## [TASK GOAL]
Go through each line of the records below and count those with the word "میرے". Give only the count.

## [DATA SECTION]

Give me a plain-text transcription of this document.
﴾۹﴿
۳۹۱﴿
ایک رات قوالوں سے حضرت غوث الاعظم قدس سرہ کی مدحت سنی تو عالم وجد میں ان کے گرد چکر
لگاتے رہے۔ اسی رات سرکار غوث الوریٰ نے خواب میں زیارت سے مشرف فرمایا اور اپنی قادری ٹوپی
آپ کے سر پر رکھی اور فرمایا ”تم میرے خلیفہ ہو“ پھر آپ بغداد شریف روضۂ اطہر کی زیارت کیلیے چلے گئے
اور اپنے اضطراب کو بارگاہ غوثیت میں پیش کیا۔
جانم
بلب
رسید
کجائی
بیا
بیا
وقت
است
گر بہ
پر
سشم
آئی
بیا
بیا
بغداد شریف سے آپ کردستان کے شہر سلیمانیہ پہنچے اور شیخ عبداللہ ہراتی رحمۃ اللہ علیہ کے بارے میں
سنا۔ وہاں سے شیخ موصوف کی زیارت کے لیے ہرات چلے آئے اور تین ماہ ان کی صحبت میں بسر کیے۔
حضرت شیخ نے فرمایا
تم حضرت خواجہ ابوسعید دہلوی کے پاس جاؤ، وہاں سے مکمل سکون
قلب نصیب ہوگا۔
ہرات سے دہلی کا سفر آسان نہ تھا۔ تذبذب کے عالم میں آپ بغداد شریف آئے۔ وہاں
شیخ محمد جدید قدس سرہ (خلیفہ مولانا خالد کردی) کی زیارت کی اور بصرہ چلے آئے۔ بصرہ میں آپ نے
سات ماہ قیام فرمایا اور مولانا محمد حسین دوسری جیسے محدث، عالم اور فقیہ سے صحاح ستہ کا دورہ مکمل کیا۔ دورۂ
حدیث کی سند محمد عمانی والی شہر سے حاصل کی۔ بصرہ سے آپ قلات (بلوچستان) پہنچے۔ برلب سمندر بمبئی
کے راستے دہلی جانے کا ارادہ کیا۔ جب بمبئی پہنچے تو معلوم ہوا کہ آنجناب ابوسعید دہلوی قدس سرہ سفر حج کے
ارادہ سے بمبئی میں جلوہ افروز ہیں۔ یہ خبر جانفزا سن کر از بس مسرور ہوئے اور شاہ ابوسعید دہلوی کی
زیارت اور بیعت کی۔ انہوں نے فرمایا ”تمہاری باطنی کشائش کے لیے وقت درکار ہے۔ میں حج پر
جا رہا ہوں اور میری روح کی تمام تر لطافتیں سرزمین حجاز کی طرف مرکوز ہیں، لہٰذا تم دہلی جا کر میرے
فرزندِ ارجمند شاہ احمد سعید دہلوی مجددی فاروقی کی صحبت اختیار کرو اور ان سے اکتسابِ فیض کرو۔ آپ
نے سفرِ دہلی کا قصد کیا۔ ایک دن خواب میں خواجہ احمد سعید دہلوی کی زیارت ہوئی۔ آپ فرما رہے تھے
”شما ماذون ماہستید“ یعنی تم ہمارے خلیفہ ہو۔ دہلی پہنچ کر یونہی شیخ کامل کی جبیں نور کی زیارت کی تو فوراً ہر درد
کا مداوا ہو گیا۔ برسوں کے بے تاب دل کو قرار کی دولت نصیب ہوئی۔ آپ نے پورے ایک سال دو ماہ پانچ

## [FINAL ANSWER]
2